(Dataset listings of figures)
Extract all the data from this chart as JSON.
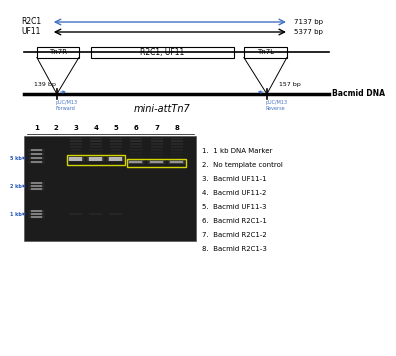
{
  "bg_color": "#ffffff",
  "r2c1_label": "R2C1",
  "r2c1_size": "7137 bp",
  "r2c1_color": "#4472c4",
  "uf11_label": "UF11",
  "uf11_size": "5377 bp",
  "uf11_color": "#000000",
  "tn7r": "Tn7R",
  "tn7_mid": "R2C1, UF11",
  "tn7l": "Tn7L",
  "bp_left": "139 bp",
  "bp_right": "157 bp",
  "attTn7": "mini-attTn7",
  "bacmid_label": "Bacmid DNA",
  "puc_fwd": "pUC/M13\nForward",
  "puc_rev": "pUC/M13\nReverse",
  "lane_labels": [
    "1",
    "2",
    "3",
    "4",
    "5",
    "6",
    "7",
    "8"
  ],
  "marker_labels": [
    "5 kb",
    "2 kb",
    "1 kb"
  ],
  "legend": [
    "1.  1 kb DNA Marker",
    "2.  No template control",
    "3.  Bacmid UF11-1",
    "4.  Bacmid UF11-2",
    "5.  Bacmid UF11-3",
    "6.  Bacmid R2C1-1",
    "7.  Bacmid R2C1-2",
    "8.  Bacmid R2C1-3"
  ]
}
...
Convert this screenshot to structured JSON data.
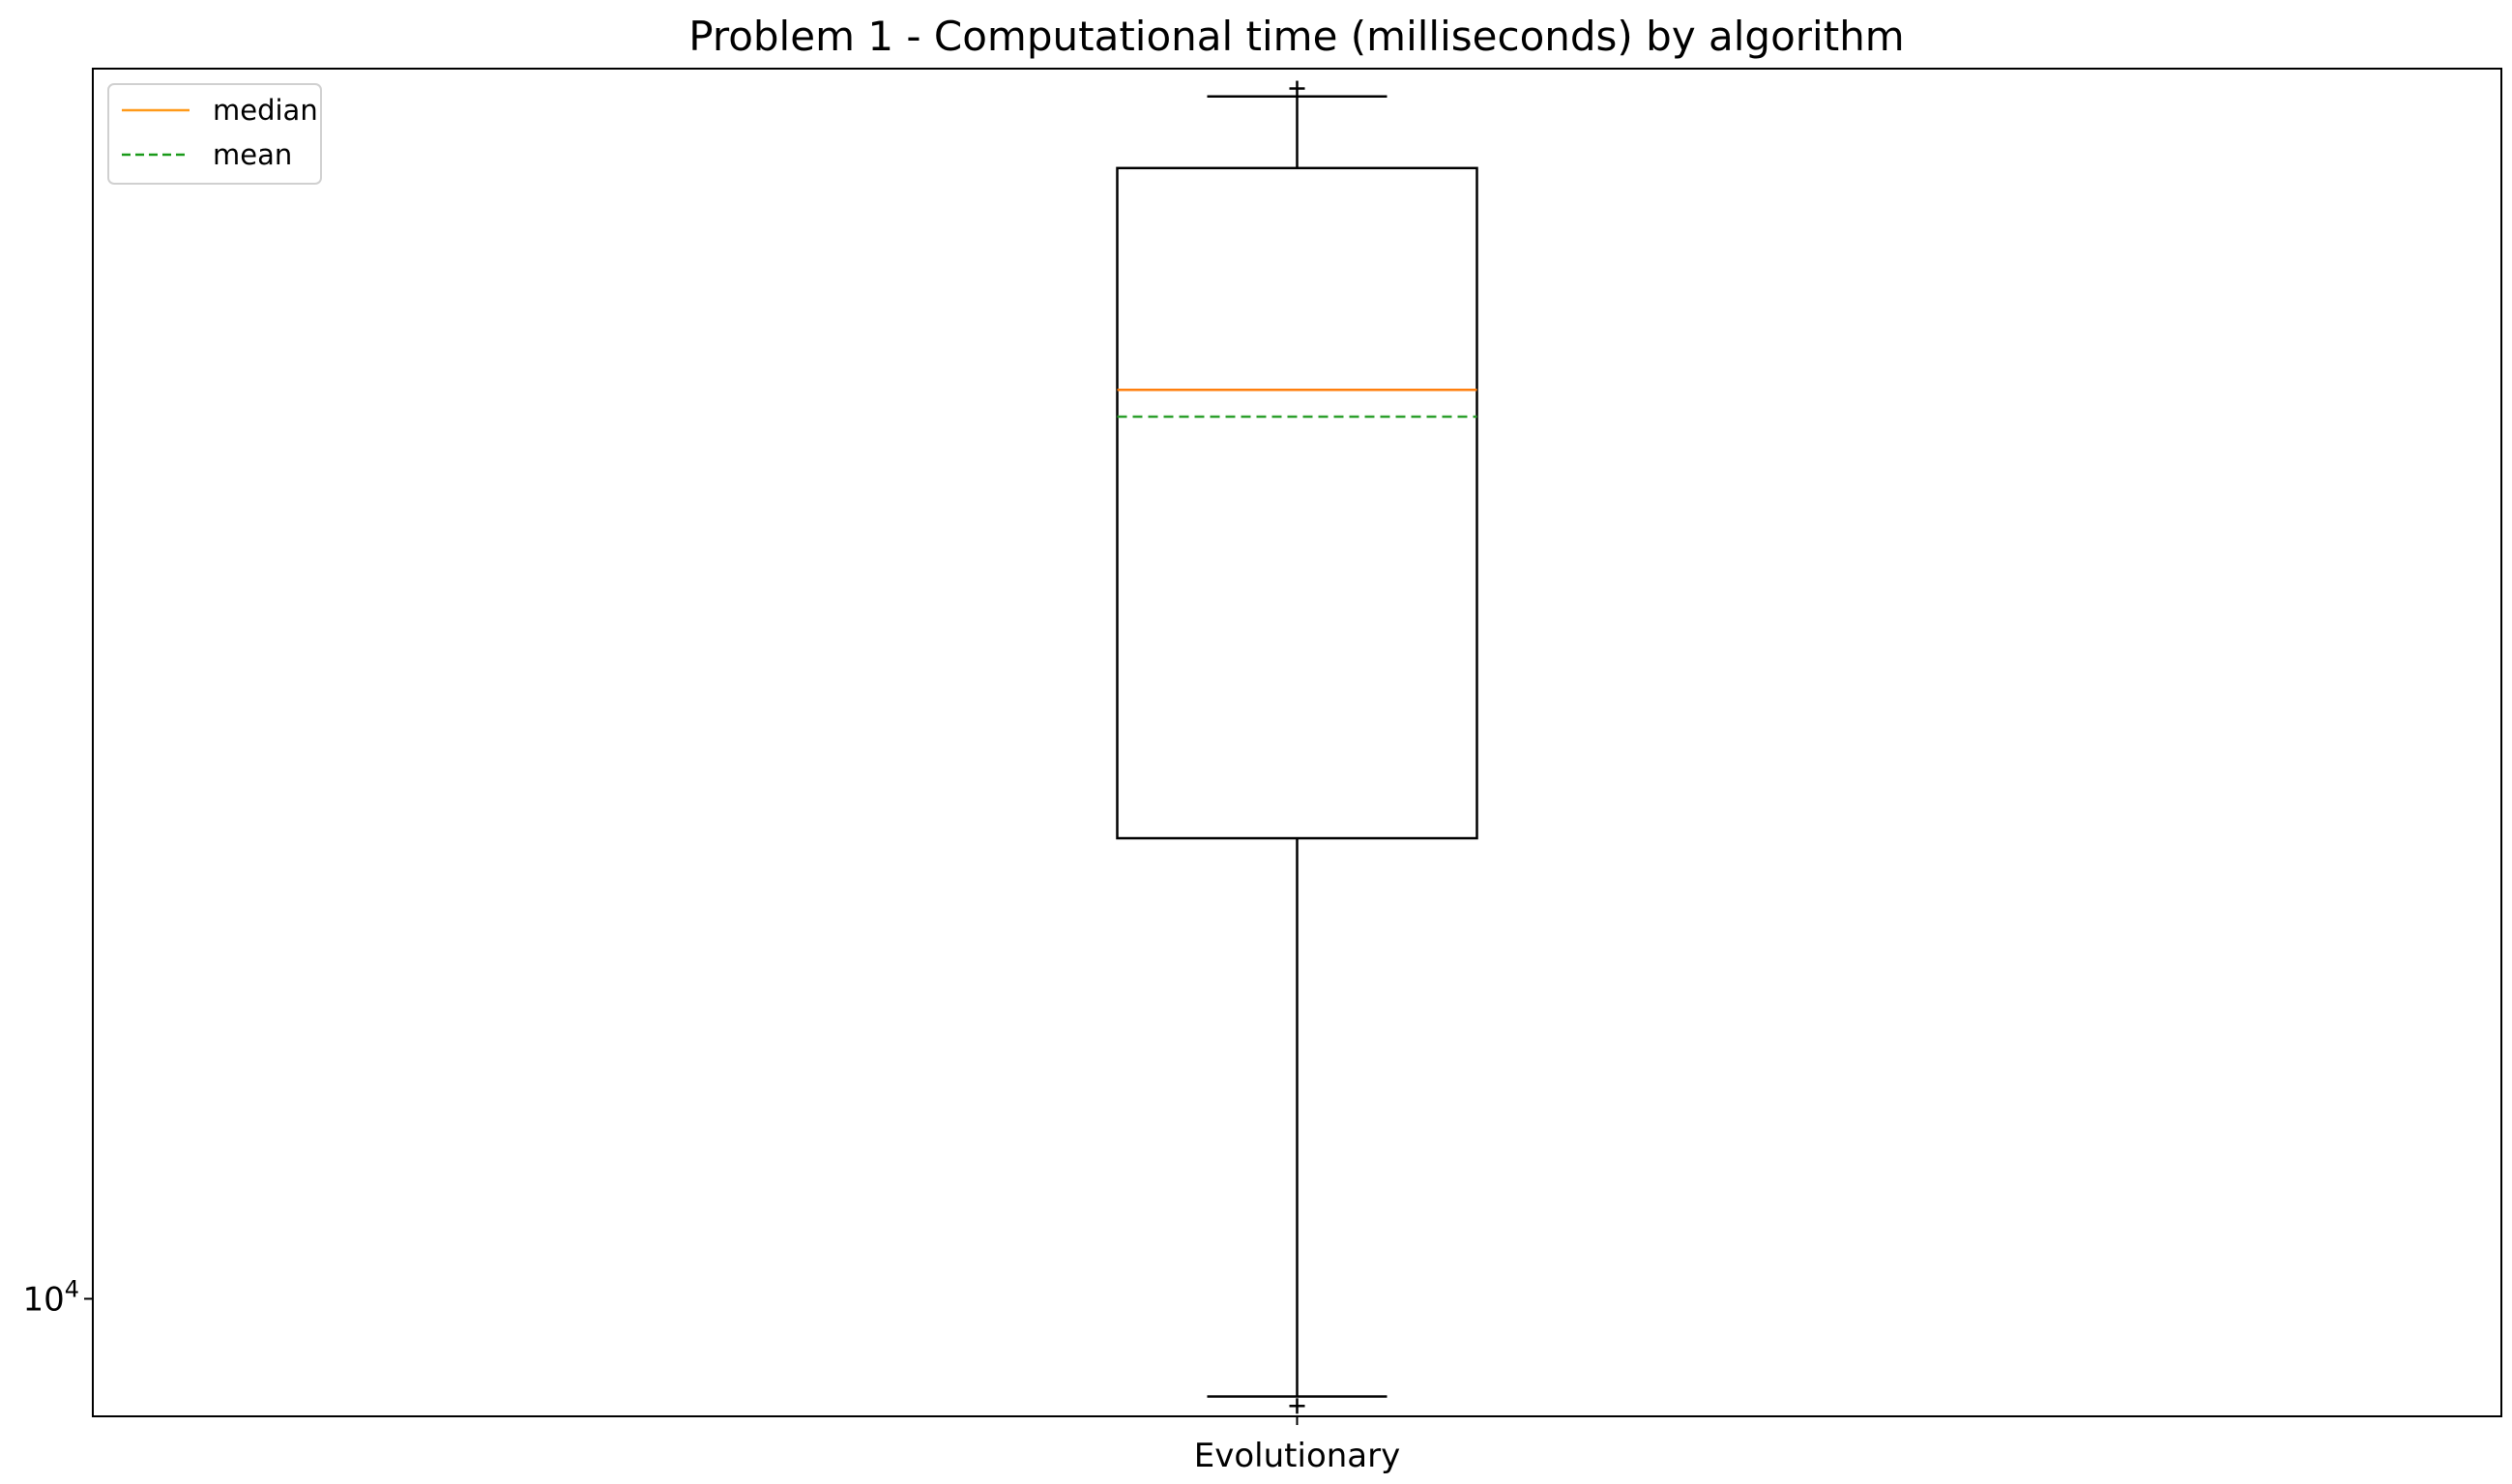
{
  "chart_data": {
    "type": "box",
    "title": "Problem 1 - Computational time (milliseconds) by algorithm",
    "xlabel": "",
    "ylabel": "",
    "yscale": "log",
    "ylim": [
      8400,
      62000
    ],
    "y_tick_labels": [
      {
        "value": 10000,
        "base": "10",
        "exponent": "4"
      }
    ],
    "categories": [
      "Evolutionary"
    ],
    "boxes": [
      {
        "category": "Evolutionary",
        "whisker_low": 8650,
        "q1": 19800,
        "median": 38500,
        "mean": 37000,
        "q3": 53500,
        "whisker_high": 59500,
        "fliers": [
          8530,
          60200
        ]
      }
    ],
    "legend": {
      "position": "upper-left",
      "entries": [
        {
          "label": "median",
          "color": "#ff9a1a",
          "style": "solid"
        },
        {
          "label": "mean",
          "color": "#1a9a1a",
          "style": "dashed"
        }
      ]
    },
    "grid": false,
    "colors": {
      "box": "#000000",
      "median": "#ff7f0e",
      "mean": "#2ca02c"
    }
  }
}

__DIRECTION__
How many lines in these entries contain the string "Bacmid"? State the number and nothing more.

__COMPLETED EXERCISE__
7